§ TASK BRIEF: Set the pictures aside and set down only the lines from the line holding "OCR this image." through the end of the entries below, ends included.

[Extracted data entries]
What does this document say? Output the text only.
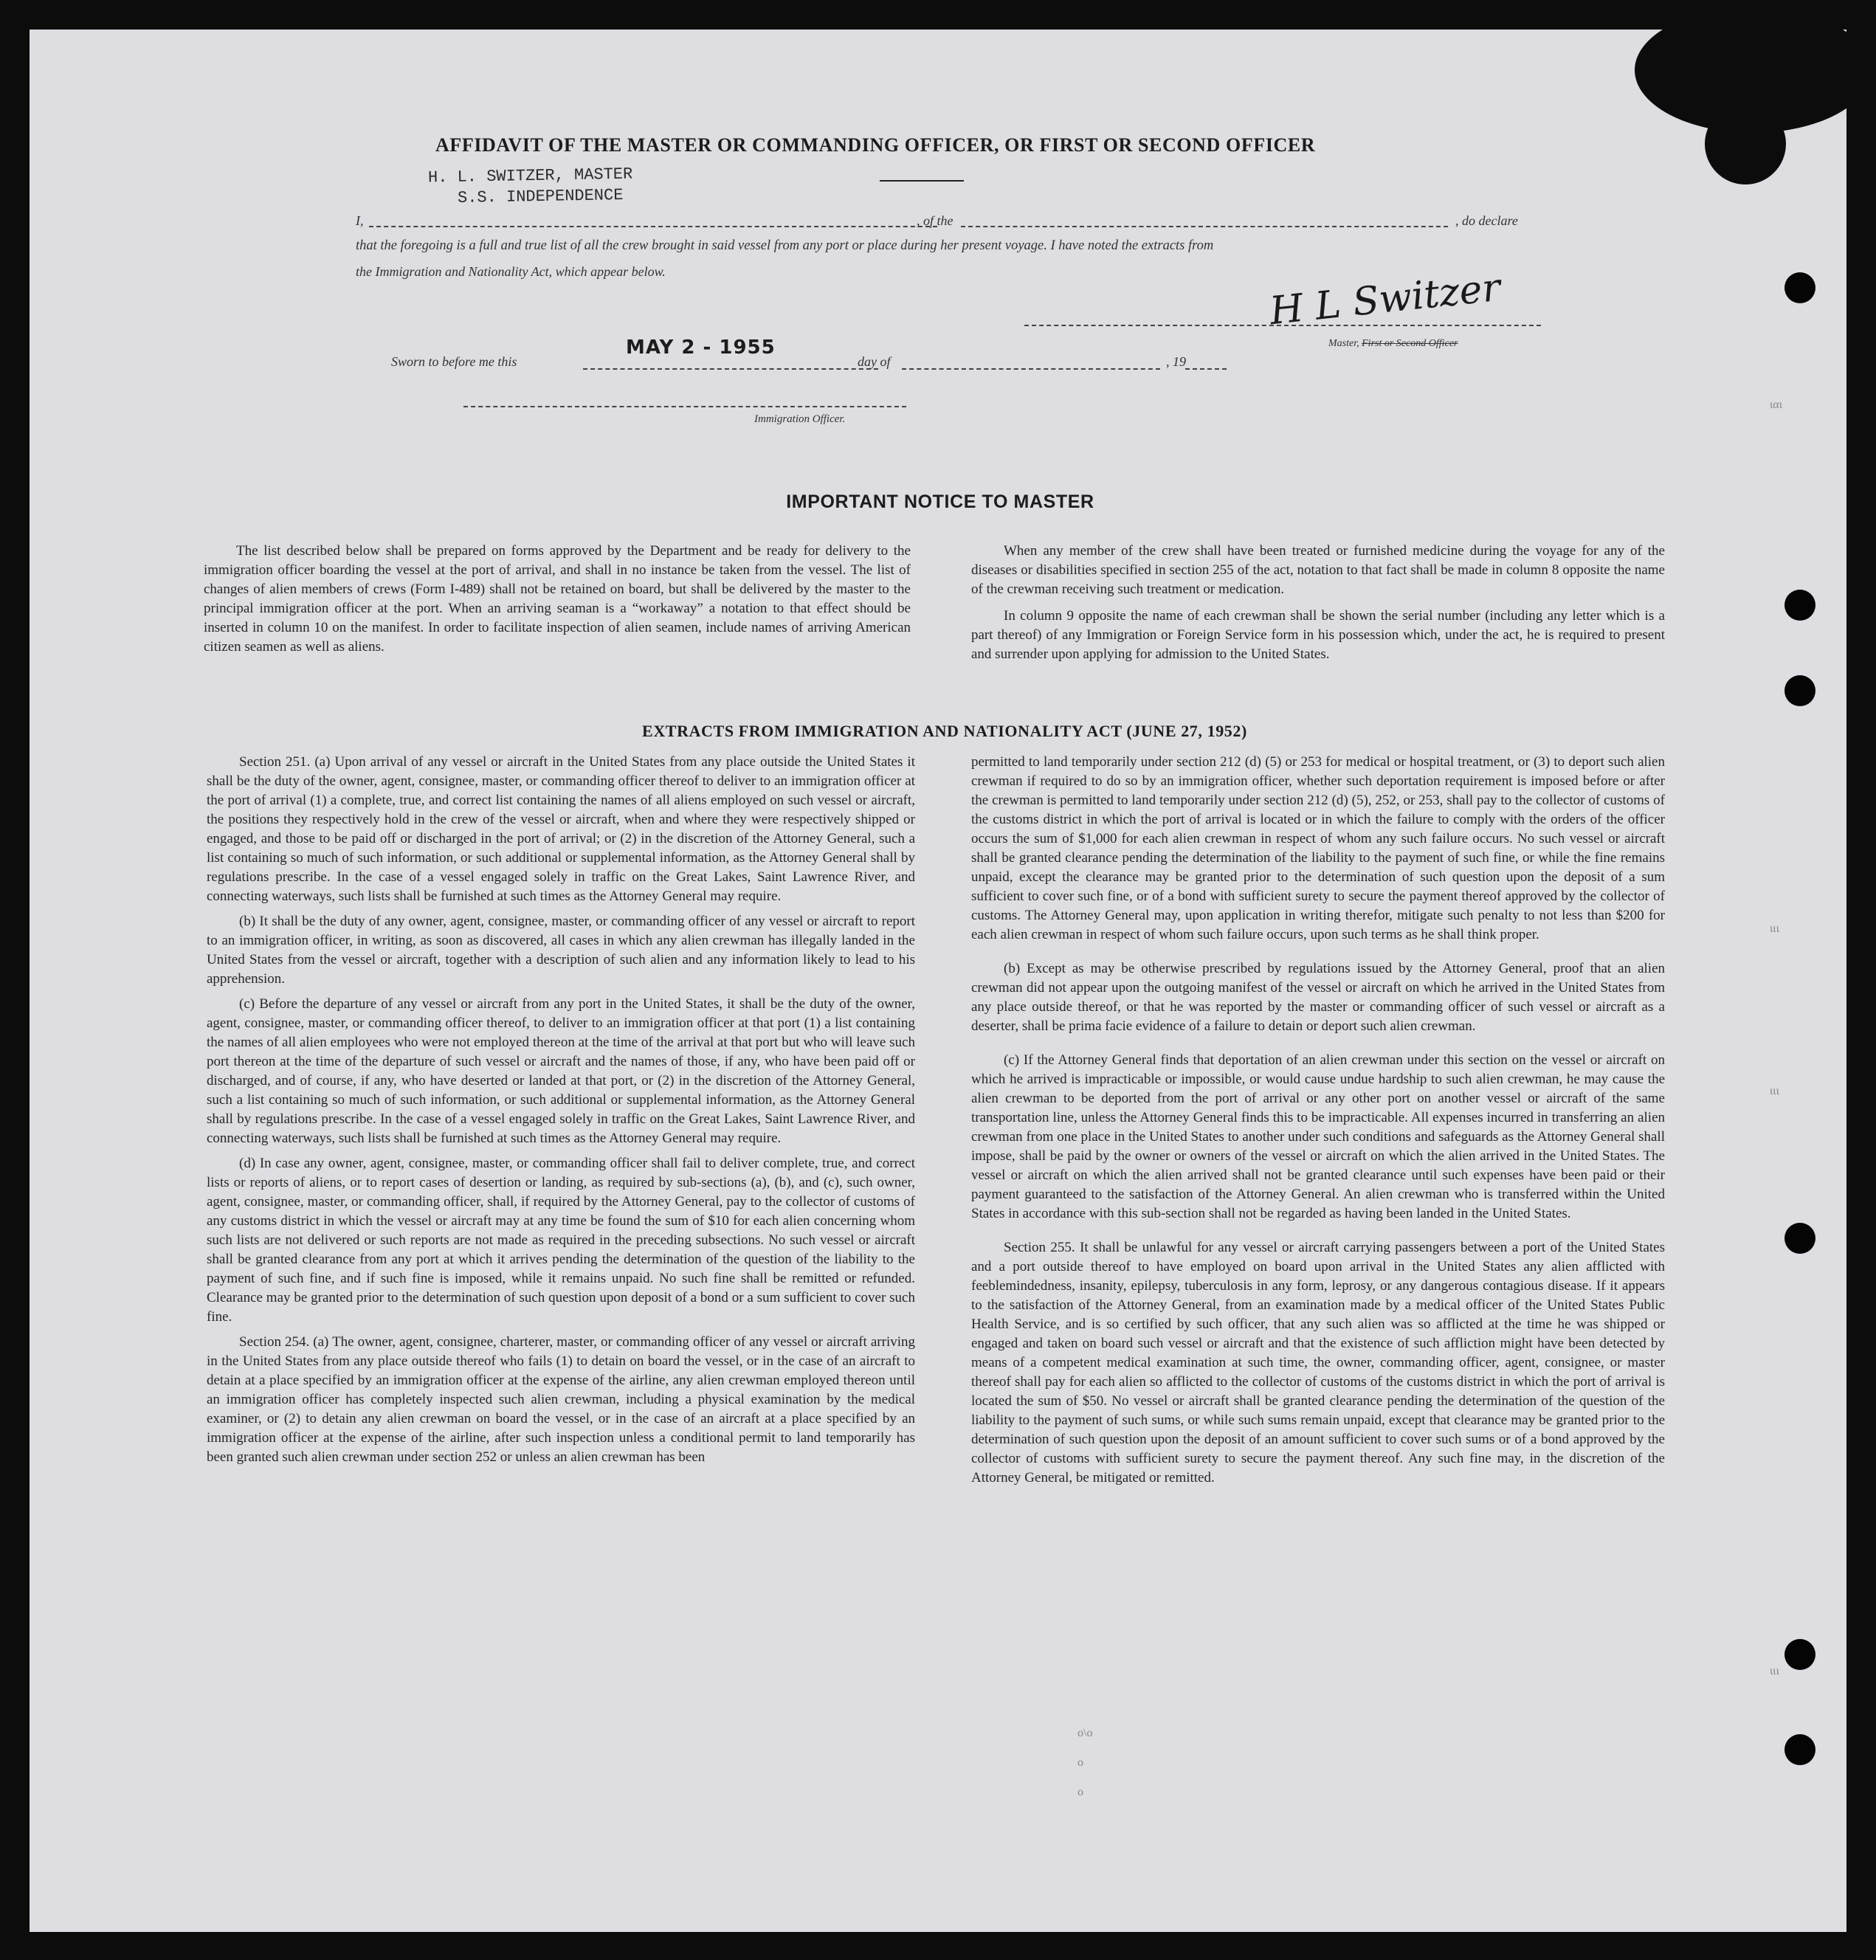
AFFIDAVIT OF THE MASTER OR COMMANDING OFFICER, OR FIRST OR SECOND OFFICER
H. L. SWITZER, MASTER
S.S. INDEPENDENCE
I,	, of the	, do declare
that the foregoing is a full and true list of all the crew brought in said vessel from any port or place during her present voyage. I have noted the extracts from
the Immigration and Nationality Act, which appear below.	H L Switzer
Master, First or Second Officer
Sworn to before me this
MAY 2 - 1955
day of	, 19
Immigration Officer.
IMPORTANT NOTICE TO MASTER

The list described below shall be prepared on forms approved by the Department and be ready for delivery to the immigration officer boarding the vessel at the port of arrival, and shall in no instance be taken from the vessel. The list of changes of alien members of crews (Form I-489) shall not be retained on board, but shall be delivered by the master to the principal immigration officer at the port. When an arriving seaman is a “workaway” a notation to that effect should be inserted in column 10 on the manifest. In order to facilitate inspection of alien seamen, include names of arriving American citizen seamen as well as aliens.

When any member of the crew shall have been treated or furnished medicine during the voyage for any of the diseases or disabilities specified in section 255 of the act, notation to that fact shall be made in column 8 opposite the name of the crewman receiving such treatment or medication.

In column 9 opposite the name of each crewman shall be shown the serial number (including any letter which is a part thereof) of any Immigration or Foreign Service form in his possession which, under the act, he is required to present and surrender upon applying for admission to the United States.

EXTRACTS FROM IMMIGRATION AND NATIONALITY ACT (JUNE 27, 1952)

Section 251. (a) Upon arrival of any vessel or aircraft in the United States from any place outside the United States it shall be the duty of the owner, agent, consignee, master, or commanding officer thereof to deliver to an immigration officer at the port of arrival (1) a complete, true, and correct list containing the names of all aliens employed on such vessel or aircraft, the positions they respectively hold in the crew of the vessel or aircraft, when and where they were respectively shipped or engaged, and those to be paid off or discharged in the port of arrival; or (2) in the discretion of the Attorney General, such a list containing so much of such information, or such additional or supplemental information, as the Attorney General shall by regulations prescribe. In the case of a vessel engaged solely in traffic on the Great Lakes, Saint Lawrence River, and connecting waterways, such lists shall be furnished at such times as the Attorney General may require.

(b) It shall be the duty of any owner, agent, consignee, master, or commanding officer of any vessel or aircraft to report to an immigration officer, in writing, as soon as discovered, all cases in which any alien crewman has illegally landed in the United States from the vessel or aircraft, together with a description of such alien and any information likely to lead to his apprehension.

(c) Before the departure of any vessel or aircraft from any port in the United States, it shall be the duty of the owner, agent, consignee, master, or commanding officer thereof, to deliver to an immigration officer at that port (1) a list containing the names of all alien employees who were not employed thereon at the time of the arrival at that port but who will leave such port thereon at the time of the departure of such vessel or aircraft and the names of those, if any, who have been paid off or discharged, and of course, if any, who have deserted or landed at that port, or (2) in the discretion of the Attorney General, such a list containing so much of such information, or such additional or supplemental information, as the Attorney General shall by regulations prescribe. In the case of a vessel engaged solely in traffic on the Great Lakes, Saint Lawrence River, and connecting waterways, such lists shall be furnished at such times as the Attorney General may require.

(d) In case any owner, agent, consignee, master, or commanding officer shall fail to deliver complete, true, and correct lists or reports of aliens, or to report cases of desertion or landing, as required by sub-sections (a), (b), and (c), such owner, agent, consignee, master, or commanding officer, shall, if required by the Attorney General, pay to the collector of customs of any customs district in which the vessel or aircraft may at any time be found the sum of $10 for each alien concerning whom such lists are not delivered or such reports are not made as required in the preceding subsections. No such vessel or aircraft shall be granted clearance from any port at which it arrives pending the determination of the question of the liability to the payment of such fine, and if such fine is imposed, while it remains unpaid. No such fine shall be remitted or refunded. Clearance may be granted prior to the determination of such question upon deposit of a bond or a sum sufficient to cover such fine.

Section 254. (a) The owner, agent, consignee, charterer, master, or commanding officer of any vessel or aircraft arriving in the United States from any place outside thereof who fails (1) to detain on board the vessel, or in the case of an aircraft to detain at a place specified by an immigration officer at the expense of the airline, any alien crewman employed thereon until an immigration officer has completely inspected such alien crewman, including a physical examination by the medical examiner, or (2) to detain any alien crewman on board the vessel, or in the case of an aircraft at a place specified by an immigration officer at the expense of the airline, after such inspection unless a conditional permit to land temporarily has been granted such alien crewman under section 252 or unless an alien crewman has been

permitted to land temporarily under section 212 (d) (5) or 253 for medical or hospital treatment, or (3) to deport such alien crewman if required to do so by an immigration officer, whether such deportation requirement is imposed before or after the crewman is permitted to land temporarily under section 212 (d) (5), 252, or 253, shall pay to the collector of customs of the customs district in which the port of arrival is located or in which the failure to comply with the orders of the officer occurs the sum of $1,000 for each alien crewman in respect of whom any such failure occurs. No such vessel or aircraft shall be granted clearance pending the determination of the liability to the payment of such fine, or while the fine remains unpaid, except the clearance may be granted prior to the determination of such question upon the deposit of a sum sufficient to cover such fine, or of a bond with sufficient surety to secure the payment thereof approved by the collector of customs. The Attorney General may, upon application in writing therefor, mitigate such penalty to not less than $200 for each alien crewman in respect of whom such failure occurs, upon such terms as he shall think proper.

(b) Except as may be otherwise prescribed by regulations issued by the Attorney General, proof that an alien crewman did not appear upon the outgoing manifest of the vessel or aircraft on which he arrived in the United States from any place outside thereof, or that he was reported by the master or commanding officer of such vessel or aircraft as a deserter, shall be prima facie evidence of a failure to detain or deport such alien crewman.

(c) If the Attorney General finds that deportation of an alien crewman under this section on the vessel or aircraft on which he arrived is impracticable or impossible, or would cause undue hardship to such alien crewman, he may cause the alien crewman to be deported from the port of arrival or any other port on another vessel or aircraft of the same transportation line, unless the Attorney General finds this to be impracticable. All expenses incurred in transferring an alien crewman from one place in the United States to another under such conditions and safeguards as the Attorney General shall impose, shall be paid by the owner or owners of the vessel or aircraft on which the alien arrived in the United States. The vessel or aircraft on which the alien arrived shall not be granted clearance until such expenses have been paid or their payment guaranteed to the satisfaction of the Attorney General. An alien crewman who is transferred within the United States in accordance with this sub-section shall not be regarded as having been landed in the United States.

Section 255. It shall be unlawful for any vessel or aircraft carrying passengers between a port of the United States and a port outside thereof to have employed on board upon arrival in the United States any alien afflicted with feeblemindedness, insanity, epilepsy, tuberculosis in any form, leprosy, or any dangerous contagious disease. If it appears to the satisfaction of the Attorney General, from an examination made by a medical officer of the United States Public Health Service, and is so certified by such officer, that any such alien was so afflicted at the time he was shipped or engaged and taken on board such vessel or aircraft and that the existence of such affliction might have been detected by means of a competent medical examination at such time, the owner, commanding officer, agent, consignee, or master thereof shall pay for each alien so afflicted to the collector of customs of the customs district in which the port of arrival is located the sum of $50. No vessel or aircraft shall be granted clearance pending the determination of the question of the liability to the payment of such sums, or while such sums remain unpaid, except that clearance may be granted prior to the determination of such question upon the deposit of an amount sufficient to cover such sums or of a bond approved by the collector of customs with sufficient surety to secure the payment thereof. Any such fine may, in the discretion of the Attorney General, be mitigated or remitted.

ιαι
ιιι
ιιι
ιιι
o\o
o
o
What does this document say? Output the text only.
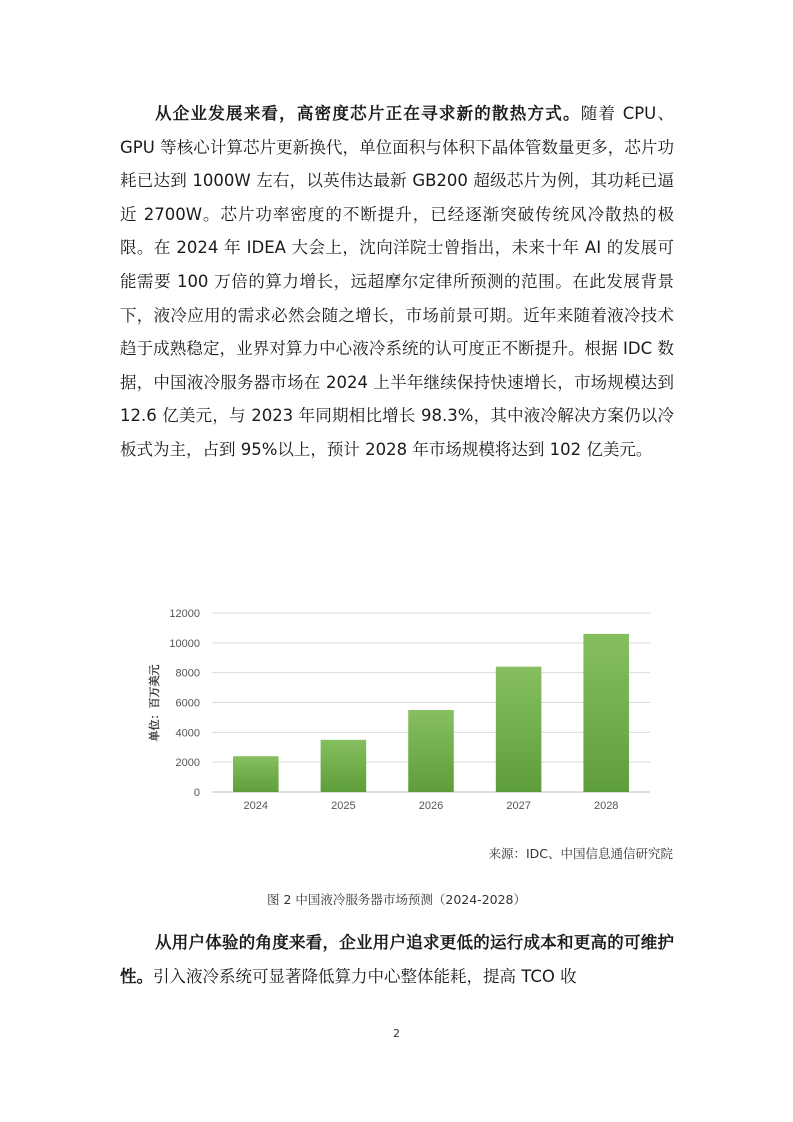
从企业发展来看，高密度芯片正在寻求新的散热方式。随着 CPU、GPU 等核心计算芯片更新换代，单位面积与体积下晶体管数量更多，芯片功耗已达到 1000W 左右，以英伟达最新 GB200 超级芯片为例，其功耗已逼近 2700W。芯片功率密度的不断提升，已经逐渐突破传统风冷散热的极限。在 2024 年 IDEA 大会上，沈向洋院士曾指出，未来十年 AI 的发展可能需要 100 万倍的算力增长，远超摩尔定律所预测的范围。在此发展背景下，液冷应用的需求必然会随之增长，市场前景可期。近年来随着液冷技术趋于成熟稳定，业界对算力中心液冷系统的认可度正不断提升。根据 IDC 数据，中国液冷服务器市场在 2024 上半年继续保持快速增长，市场规模达到 12.6 亿美元，与 2023 年同期相比增长 98.3%，其中液冷解决方案仍以冷板式为主，占到 95%以上，预计 2028 年市场规模将达到 102 亿美元。
0
2000
4000
6000
8000
10000
12000
2024	2025	2026	2027	2028
单位：百万美元
来源：IDC、中国信息通信研究院
图 2 中国液冷服务器市场预测（2024-2028）
从用户体验的角度来看，企业用户追求更低的运行成本和更高的可维护性。引入液冷系统可显著降低算力中心整体能耗，提高 TCO 收
2
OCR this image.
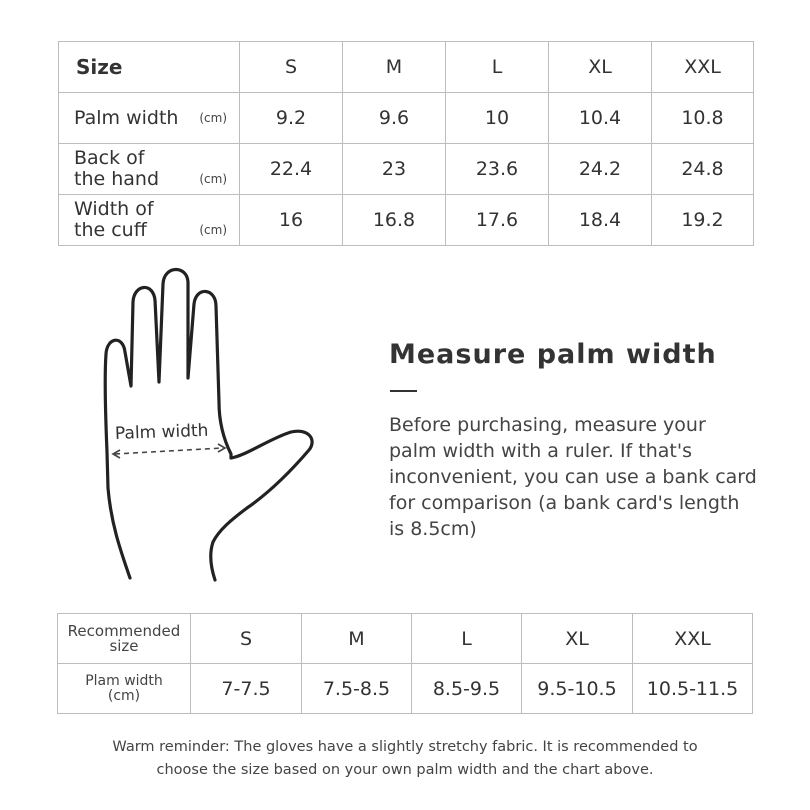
Size	S	M	L	XL	XXL
Palm width (cm)	9.2	9.6	10	10.4	10.8

Back of
the hand (cm)	22.4	23	23.6	24.2	24.8

Width of
the cuff (cm)	16	16.8	17.6	18.4	19.2
Palm width
Measure palm width

Before purchasing, measure your palm width with a ruler. If that's inconvenient, you can use a bank card for comparison (a bank card's length is 8.5cm)

Recommended
size	S	M	L	XL	XXL

Plam width
(cm)	7-7.5	7.5-8.5	8.5-9.5	9.5-10.5	10.5-11.5
Warm reminder: The gloves have a slightly stretchy fabric. It is recommended to
choose the size based on your own palm width and the chart above.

§ RESULT:
OCR this image.
Size	S	M	L	XL	XXL
Palm width (cm)	9.2	9.6	10	10.4	10.8

Back of
the hand (cm)	22.4	23	23.6	24.2	24.8

Width of
the cuff (cm)	16	16.8	17.6	18.4	19.2
Palm width
Measure palm width

Before purchasing, measure your palm width with a ruler. If that's inconvenient, you can use a bank card for comparison (a bank card's length is 8.5cm)

Recommended
size	S	M	L	XL	XXL

Plam width
(cm)	7-7.5	7.5-8.5	8.5-9.5	9.5-10.5	10.5-11.5
Warm reminder: The gloves have a slightly stretchy fabric. It is recommended to
choose the size based on your own palm width and the chart above.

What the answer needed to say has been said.